### What needs to be done
Your task is to copy each line in the listing that includes the word "changes".

::: Source material :::

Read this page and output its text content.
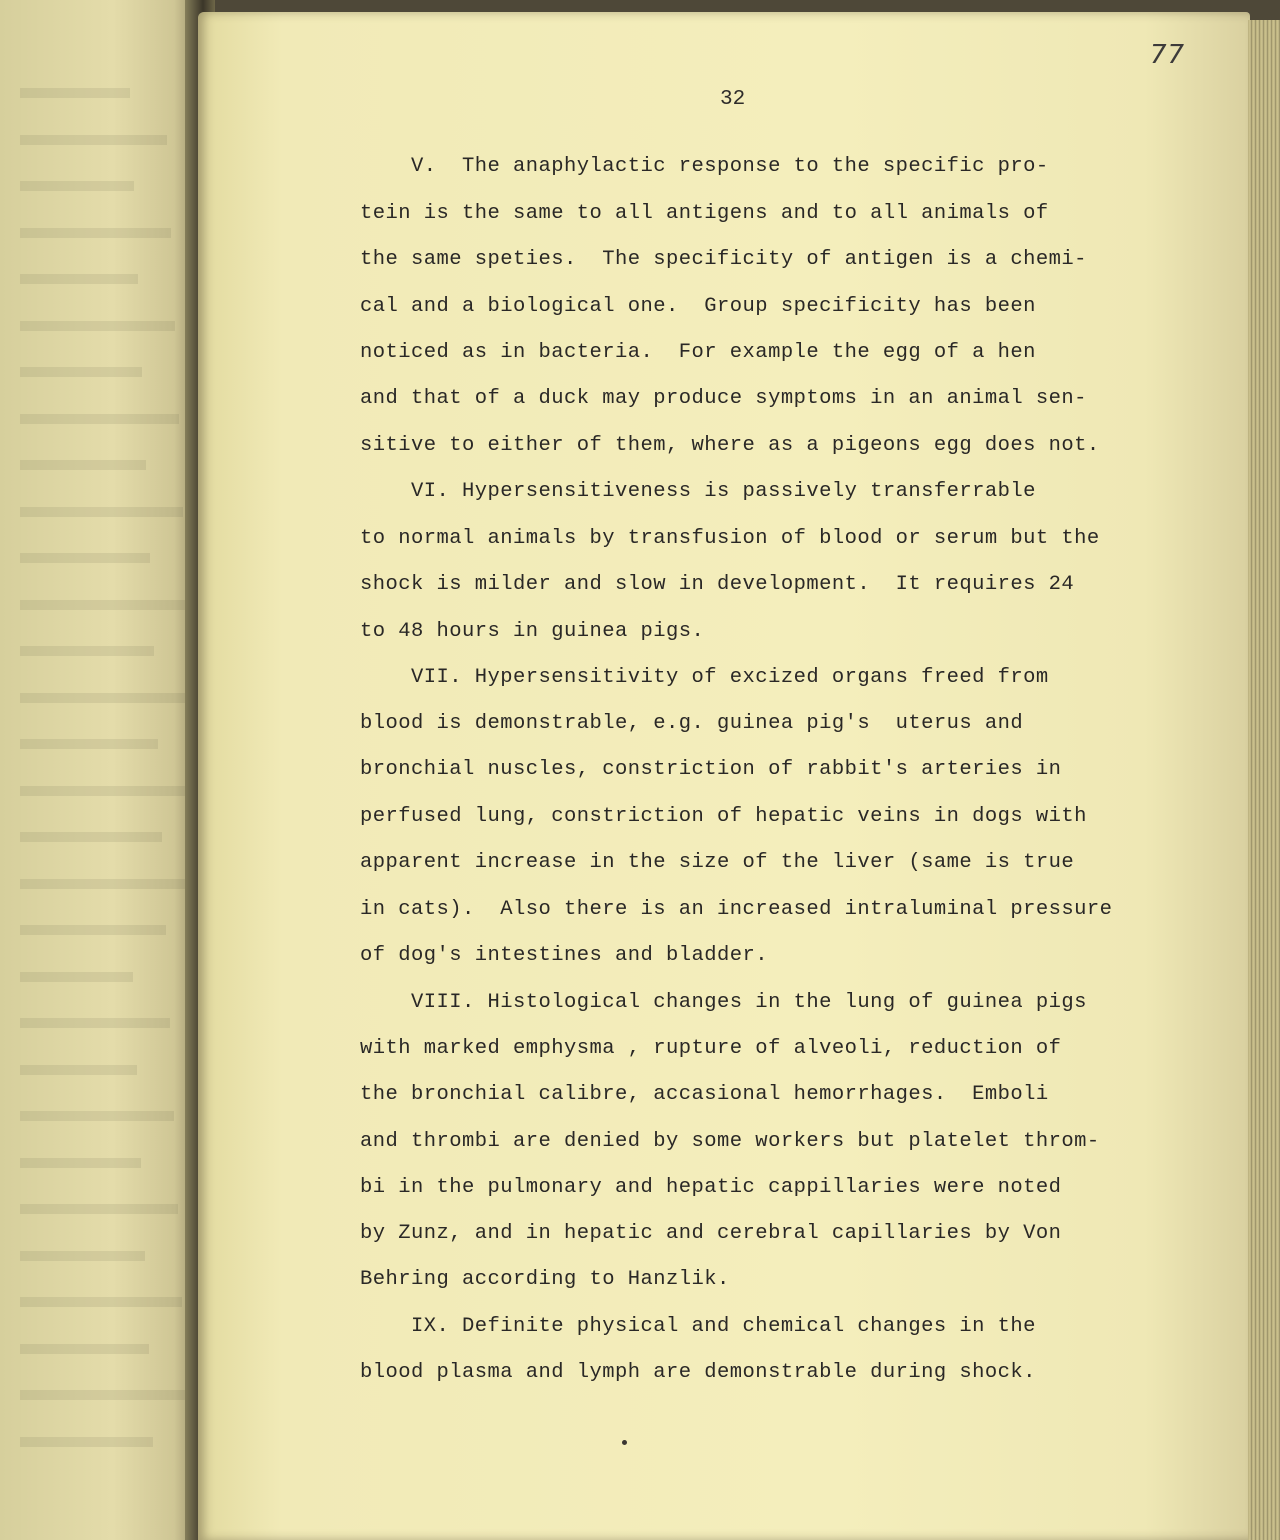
77
32
V.  The anaphylactic response to the specific pro-
tein is the same to all antigens and to all animals of
the same speties.  The specificity of antigen is a chemi-
cal and a biological one.  Group specificity has been
noticed as in bacteria.  For example the egg of a hen
and that of a duck may produce symptoms in an animal sen-
sitive to either of them, where as a pigeons egg does not.
VI. Hypersensitiveness is passively transferrable
to normal animals by transfusion of blood or serum but the
shock is milder and slow in development.  It requires 24
to 48 hours in guinea pigs.
VII. Hypersensitivity of excized organs freed from
blood is demonstrable, e.g. guinea pig's  uterus and
bronchial nuscles, constriction of rabbit's arteries in
perfused lung, constriction of hepatic veins in dogs with
apparent increase in the size of the liver (same is true
in cats).  Also there is an increased intraluminal pressure
of dog's intestines and bladder.
VIII. Histological changes in the lung of guinea pigs
with marked emphysma , rupture of alveoli, reduction of
the bronchial calibre, accasional hemorrhages.  Emboli
and thrombi are denied by some workers but platelet throm-
bi in the pulmonary and hepatic cappillaries were noted
by Zunz, and in hepatic and cerebral capillaries by Von
Behring according to Hanzlik.
IX. Definite physical and chemical changes in the
blood plasma and lymph are demonstrable during shock.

:::

### Written reply
VIII. Histological changes in the lung of guinea pigs
IX. Definite physical and chemical changes in the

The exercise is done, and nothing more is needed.